▶ _Aim of the exercise_
Collect every line that includes the string "fenti".

━━ Material for this task

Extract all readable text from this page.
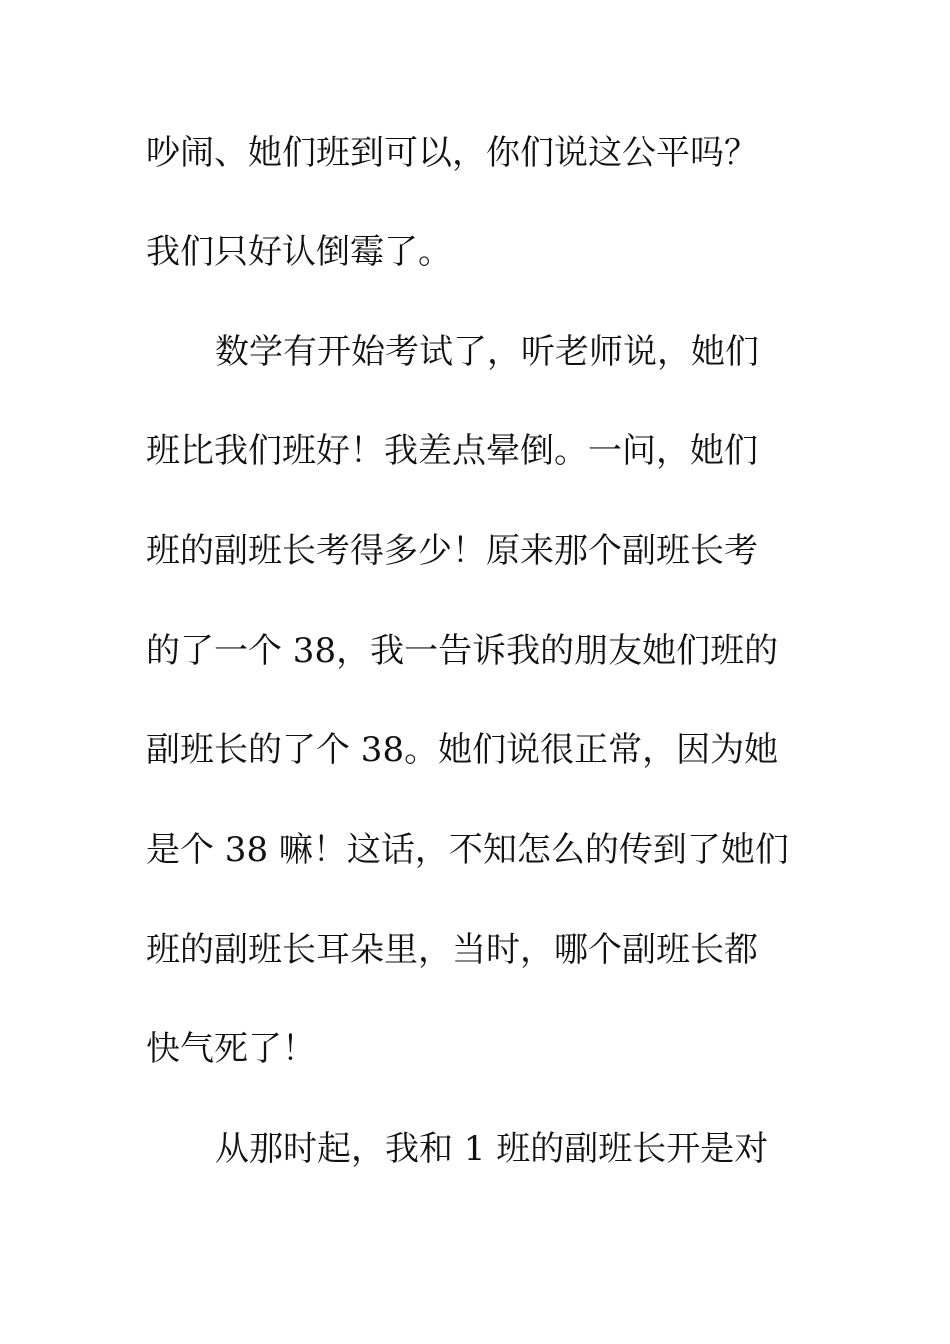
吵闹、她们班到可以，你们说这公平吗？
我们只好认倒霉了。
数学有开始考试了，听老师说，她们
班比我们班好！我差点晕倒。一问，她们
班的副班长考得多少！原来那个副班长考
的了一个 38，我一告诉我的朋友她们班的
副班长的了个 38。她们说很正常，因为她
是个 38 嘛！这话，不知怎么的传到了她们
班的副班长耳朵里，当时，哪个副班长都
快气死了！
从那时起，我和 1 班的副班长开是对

━━━━
━━ Material for this task

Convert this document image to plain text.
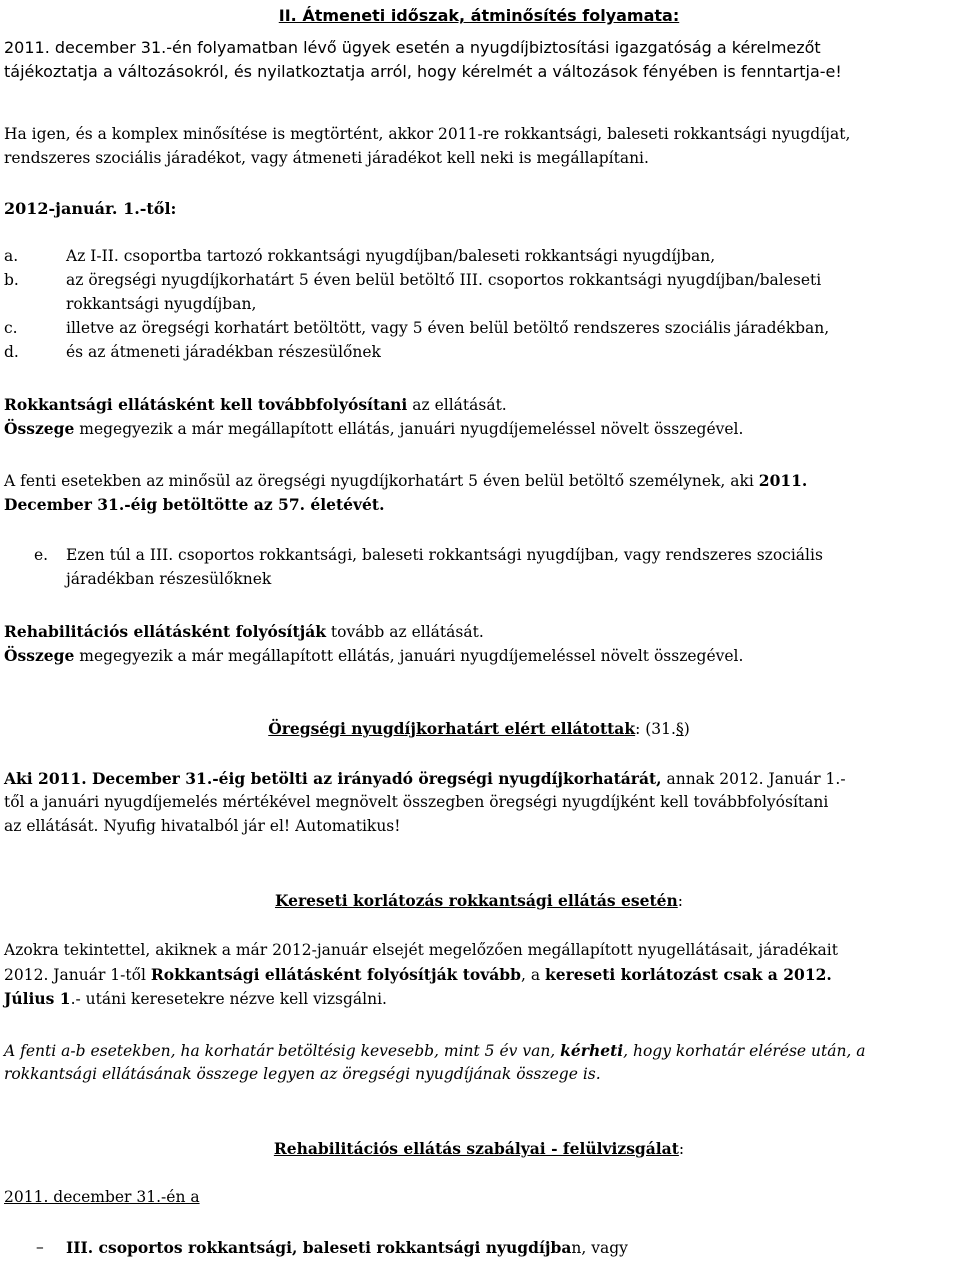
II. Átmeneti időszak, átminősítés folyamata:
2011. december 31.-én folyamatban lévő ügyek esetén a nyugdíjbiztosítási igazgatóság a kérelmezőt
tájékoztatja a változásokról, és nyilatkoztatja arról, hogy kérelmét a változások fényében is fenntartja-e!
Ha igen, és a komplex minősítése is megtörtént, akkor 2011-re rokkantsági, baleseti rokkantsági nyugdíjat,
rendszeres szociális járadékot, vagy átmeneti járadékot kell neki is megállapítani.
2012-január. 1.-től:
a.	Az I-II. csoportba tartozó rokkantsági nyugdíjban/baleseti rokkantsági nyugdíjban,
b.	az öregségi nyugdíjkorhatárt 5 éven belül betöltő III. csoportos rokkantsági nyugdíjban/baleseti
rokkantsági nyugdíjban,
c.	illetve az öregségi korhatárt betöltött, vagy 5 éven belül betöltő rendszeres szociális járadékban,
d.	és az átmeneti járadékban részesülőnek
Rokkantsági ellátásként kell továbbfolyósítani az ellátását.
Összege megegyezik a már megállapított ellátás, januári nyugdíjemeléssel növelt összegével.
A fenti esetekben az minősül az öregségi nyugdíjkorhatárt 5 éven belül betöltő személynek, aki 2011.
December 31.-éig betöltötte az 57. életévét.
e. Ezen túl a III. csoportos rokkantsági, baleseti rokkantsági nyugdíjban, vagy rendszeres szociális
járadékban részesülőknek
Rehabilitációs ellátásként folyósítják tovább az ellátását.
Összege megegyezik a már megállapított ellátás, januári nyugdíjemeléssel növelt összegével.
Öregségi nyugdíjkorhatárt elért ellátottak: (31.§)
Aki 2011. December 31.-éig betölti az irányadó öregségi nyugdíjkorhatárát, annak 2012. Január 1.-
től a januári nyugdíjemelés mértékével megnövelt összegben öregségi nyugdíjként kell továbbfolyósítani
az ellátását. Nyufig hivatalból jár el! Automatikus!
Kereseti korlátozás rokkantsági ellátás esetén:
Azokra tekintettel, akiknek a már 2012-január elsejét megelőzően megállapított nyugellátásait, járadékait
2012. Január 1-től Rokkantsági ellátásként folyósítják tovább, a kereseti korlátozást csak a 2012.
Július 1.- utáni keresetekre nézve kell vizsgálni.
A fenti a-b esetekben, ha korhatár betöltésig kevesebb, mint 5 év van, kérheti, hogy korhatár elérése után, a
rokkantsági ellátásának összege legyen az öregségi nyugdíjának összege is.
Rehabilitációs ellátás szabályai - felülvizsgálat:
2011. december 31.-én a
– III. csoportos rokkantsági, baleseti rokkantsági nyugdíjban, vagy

━━━━

▶ _Answer to this task_
A fenti esetekben az minősül az öregségi nyugdíjkorhatárt 5 éven belül betöltő személynek, aki 2011.
A fenti a-b esetekben, ha korhatár betöltésig kevesebb, mint 5 év van, kérheti, hogy korhatár elérése után, a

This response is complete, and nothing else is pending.